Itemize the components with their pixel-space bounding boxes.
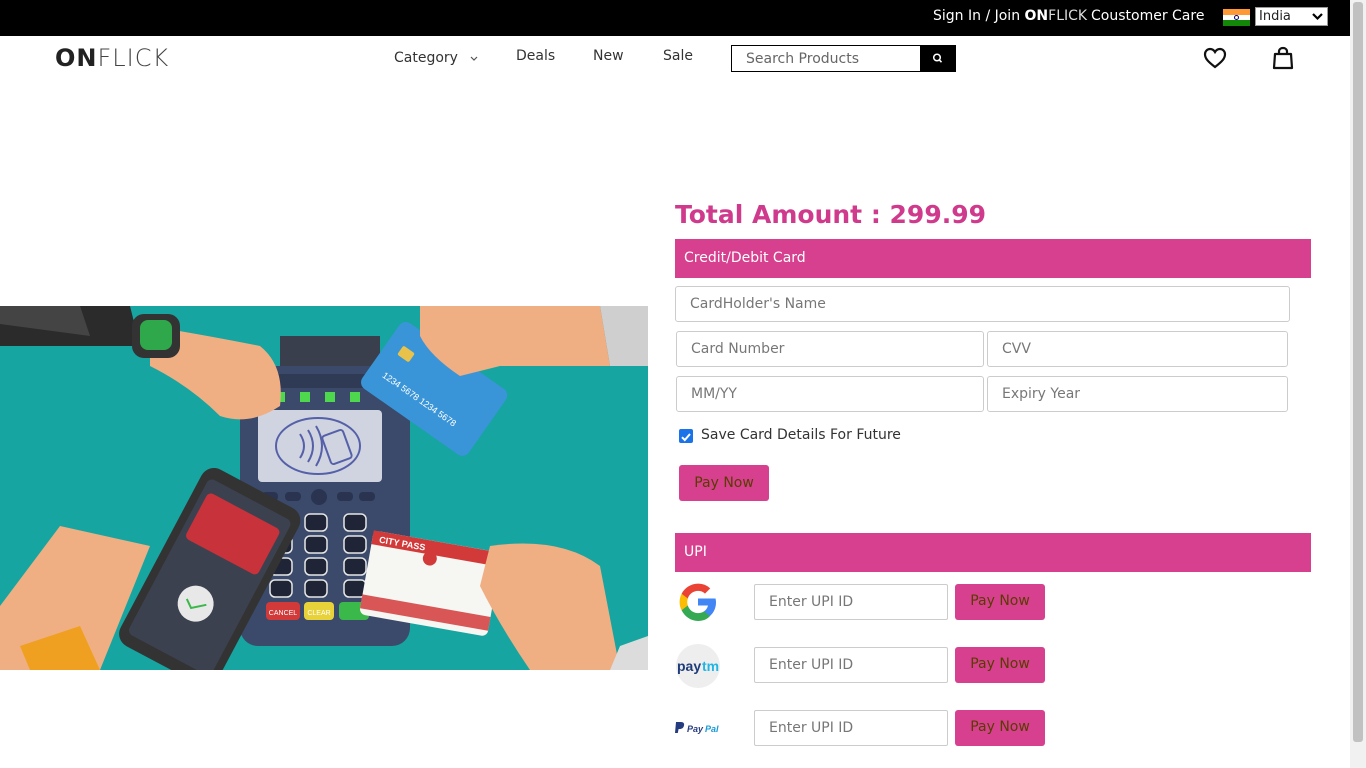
nav-category-label: Category [394, 50, 458, 66]
country-select-value: India [1259, 9, 1291, 24]
svg-text:pay: pay [677, 658, 701, 674]
shopping-bag-icon[interactable] [1272, 46, 1294, 70]
nav-deals[interactable]: Deals [516, 48, 555, 64]
customer-care-link[interactable]: Coustomer Care [1091, 8, 1204, 24]
payment-illustration: CANCEL CLEAR 1234 5678 1234 5678 CITY PA… [0, 306, 648, 670]
sign-in-brand-flick: FLICK [1048, 8, 1088, 24]
nav-category[interactable]: Category [394, 50, 478, 66]
clear-key-label: CLEAR [307, 610, 330, 617]
wishlist-heart-icon[interactable] [1203, 47, 1227, 69]
nav-new[interactable]: New [593, 48, 624, 64]
paypal-icon: Pay Pal [675, 720, 723, 742]
scrollbar-thumb[interactable] [1353, 2, 1363, 742]
google-pay-pay-now-button[interactable]: Pay Now [955, 584, 1045, 620]
paypal-upi-input[interactable]: Enter UPI ID [754, 710, 948, 746]
search-button[interactable] [920, 45, 956, 72]
save-card-label: Save Card Details For Future [701, 427, 901, 443]
chevron-down-icon [1312, 8, 1323, 31]
logo-flick: FLICK [97, 44, 170, 72]
paytm-upi-input[interactable]: Enter UPI ID [754, 647, 948, 683]
upi-section-header: UPI [675, 533, 1311, 572]
paypal-pay-now-button[interactable]: Pay Now [955, 710, 1045, 746]
sign-in-label: Sign In / Join [933, 8, 1025, 24]
india-flag-icon [1223, 9, 1250, 26]
card-pay-now-button[interactable]: Pay Now [679, 465, 769, 501]
card-number-input[interactable]: Card Number [676, 331, 984, 367]
chevron-down-icon [470, 55, 478, 65]
svg-text:Pal: Pal [705, 724, 719, 734]
svg-text:Pay: Pay [687, 724, 704, 734]
svg-text:tm: tm [702, 658, 719, 674]
logo-on: ON [55, 44, 98, 72]
country-select[interactable]: India [1255, 7, 1328, 26]
paytm-pay-now-button[interactable]: Pay Now [955, 647, 1045, 683]
checkmark-icon [681, 433, 691, 442]
total-amount: Total Amount : 299.99 [675, 200, 986, 229]
page-scrollbar[interactable] [1350, 0, 1366, 768]
paytm-icon: pay tm [675, 643, 721, 693]
expiry-year-input[interactable]: Expiry Year [987, 376, 1288, 412]
cvv-input[interactable]: CVV [987, 331, 1288, 367]
cancel-key-label: CANCEL [269, 610, 298, 617]
expiry-month-input[interactable]: MM/YY [676, 376, 984, 412]
cardholder-name-input[interactable]: CardHolder's Name [675, 286, 1290, 322]
nav-sale[interactable]: Sale [663, 48, 693, 64]
search-icon [932, 53, 943, 63]
site-logo[interactable]: ONFLICK [55, 44, 169, 72]
sign-in-brand-on: ON [1024, 8, 1049, 24]
search-input[interactable]: Search Products [731, 45, 921, 72]
card-section-header: Credit/Debit Card [675, 239, 1311, 278]
top-bar: Sign In / Join ONFLICK Coustomer Care In… [0, 0, 1350, 36]
sign-in-link[interactable]: Sign In / Join ONFLICK [933, 8, 1087, 24]
google-pay-upi-input[interactable]: Enter UPI ID [754, 584, 948, 620]
google-pay-icon [675, 579, 721, 629]
save-card-checkbox[interactable] [679, 429, 693, 443]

________________________

### Aim
Reproduce verbatim each line from the line containing "nav-category-label: Category [394, 50, 458, 66]" through the line containing "customer-care-link[interactable]: Coustomer Care", inclusive of both.

### Completed task
nav-category-label: Category [394, 50, 458, 66]
country-select-value: India [1259, 9, 1291, 24]
svg-text:pay: pay [677, 658, 701, 674]
shopping-bag-icon[interactable] [1272, 46, 1294, 70]
nav-deals[interactable]: Deals [516, 48, 555, 64]
customer-care-link[interactable]: Coustomer Care [1091, 8, 1204, 24]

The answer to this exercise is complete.